____ RECORDS FOR PROCESSING
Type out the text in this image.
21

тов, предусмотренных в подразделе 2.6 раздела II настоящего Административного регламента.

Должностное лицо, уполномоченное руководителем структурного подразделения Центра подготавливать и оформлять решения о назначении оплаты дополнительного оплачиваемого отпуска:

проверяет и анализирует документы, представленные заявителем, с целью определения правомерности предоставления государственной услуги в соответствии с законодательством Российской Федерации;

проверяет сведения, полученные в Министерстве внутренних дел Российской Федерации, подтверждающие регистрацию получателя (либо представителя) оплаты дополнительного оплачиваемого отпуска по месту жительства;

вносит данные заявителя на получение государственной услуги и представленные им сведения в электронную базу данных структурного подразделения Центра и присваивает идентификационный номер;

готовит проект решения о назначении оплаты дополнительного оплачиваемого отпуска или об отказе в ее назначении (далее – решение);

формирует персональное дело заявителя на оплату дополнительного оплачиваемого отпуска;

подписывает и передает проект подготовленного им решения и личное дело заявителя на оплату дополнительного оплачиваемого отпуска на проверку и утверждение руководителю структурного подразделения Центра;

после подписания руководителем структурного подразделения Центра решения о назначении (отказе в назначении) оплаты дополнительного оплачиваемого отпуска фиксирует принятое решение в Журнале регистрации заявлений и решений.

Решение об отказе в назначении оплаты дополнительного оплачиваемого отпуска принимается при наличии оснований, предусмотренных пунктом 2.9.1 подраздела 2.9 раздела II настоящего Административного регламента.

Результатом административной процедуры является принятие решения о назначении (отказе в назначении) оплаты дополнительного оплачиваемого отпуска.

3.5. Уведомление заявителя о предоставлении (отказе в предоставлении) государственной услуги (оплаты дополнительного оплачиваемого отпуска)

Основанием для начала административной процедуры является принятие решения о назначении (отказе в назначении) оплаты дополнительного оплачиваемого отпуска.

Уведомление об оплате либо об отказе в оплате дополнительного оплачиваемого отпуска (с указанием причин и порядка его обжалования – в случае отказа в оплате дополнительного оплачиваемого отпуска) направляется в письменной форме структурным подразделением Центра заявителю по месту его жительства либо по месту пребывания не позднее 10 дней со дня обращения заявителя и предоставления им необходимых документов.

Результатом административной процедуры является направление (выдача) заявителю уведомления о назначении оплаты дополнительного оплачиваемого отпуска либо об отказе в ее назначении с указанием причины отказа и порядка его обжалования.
________
* _REQUIREMENTS_:
Everything in the listing above should be restated exactly.

* _SOLUTION FOR THIS EXERCISE_:
Type out the text in this image.
21

тов, предусмотренных в подразделе 2.6 раздела II настоящего Административного регламента.

Должностное лицо, уполномоченное руководителем структурного подразделения Центра подготавливать и оформлять решения о назначении оплаты дополнительного оплачиваемого отпуска:

проверяет и анализирует документы, представленные заявителем, с целью определения правомерности предоставления государственной услуги в соответствии с законодательством Российской Федерации;

проверяет сведения, полученные в Министерстве внутренних дел Российской Федерации, подтверждающие регистрацию получателя (либо представителя) оплаты дополнительного оплачиваемого отпуска по месту жительства;

вносит данные заявителя на получение государственной услуги и представленные им сведения в электронную базу данных структурного подразделения Центра и присваивает идентификационный номер;

готовит проект решения о назначении оплаты дополнительного оплачиваемого отпуска или об отказе в ее назначении (далее – решение);

формирует персональное дело заявителя на оплату дополнительного оплачиваемого отпуска;

подписывает и передает проект подготовленного им решения и личное дело заявителя на оплату дополнительного оплачиваемого отпуска на проверку и утверждение руководителю структурного подразделения Центра;

после подписания руководителем структурного подразделения Центра решения о назначении (отказе в назначении) оплаты дополнительного оплачиваемого отпуска фиксирует принятое решение в Журнале регистрации заявлений и решений.

Решение об отказе в назначении оплаты дополнительного оплачиваемого отпуска принимается при наличии оснований, предусмотренных пунктом 2.9.1 подраздела 2.9 раздела II настоящего Административного регламента.

Результатом административной процедуры является принятие решения о назначении (отказе в назначении) оплаты дополнительного оплачиваемого отпуска.

3.5. Уведомление заявителя о предоставлении (отказе в предоставлении) государственной услуги (оплаты дополнительного оплачиваемого отпуска)

Основанием для начала административной процедуры является принятие решения о назначении (отказе в назначении) оплаты дополнительного оплачиваемого отпуска.

Уведомление об оплате либо об отказе в оплате дополнительного оплачиваемого отпуска (с указанием причин и порядка его обжалования – в случае отказа в оплате дополнительного оплачиваемого отпуска) направляется в письменной форме структурным подразделением Центра заявителю по месту его жительства либо по месту пребывания не позднее 10 дней со дня обращения заявителя и предоставления им необходимых документов.

Результатом административной процедуры является направление (выдача) заявителю уведомления о назначении оплаты дополнительного оплачиваемого отпуска либо об отказе в ее назначении с указанием причины отказа и порядка его обжалования.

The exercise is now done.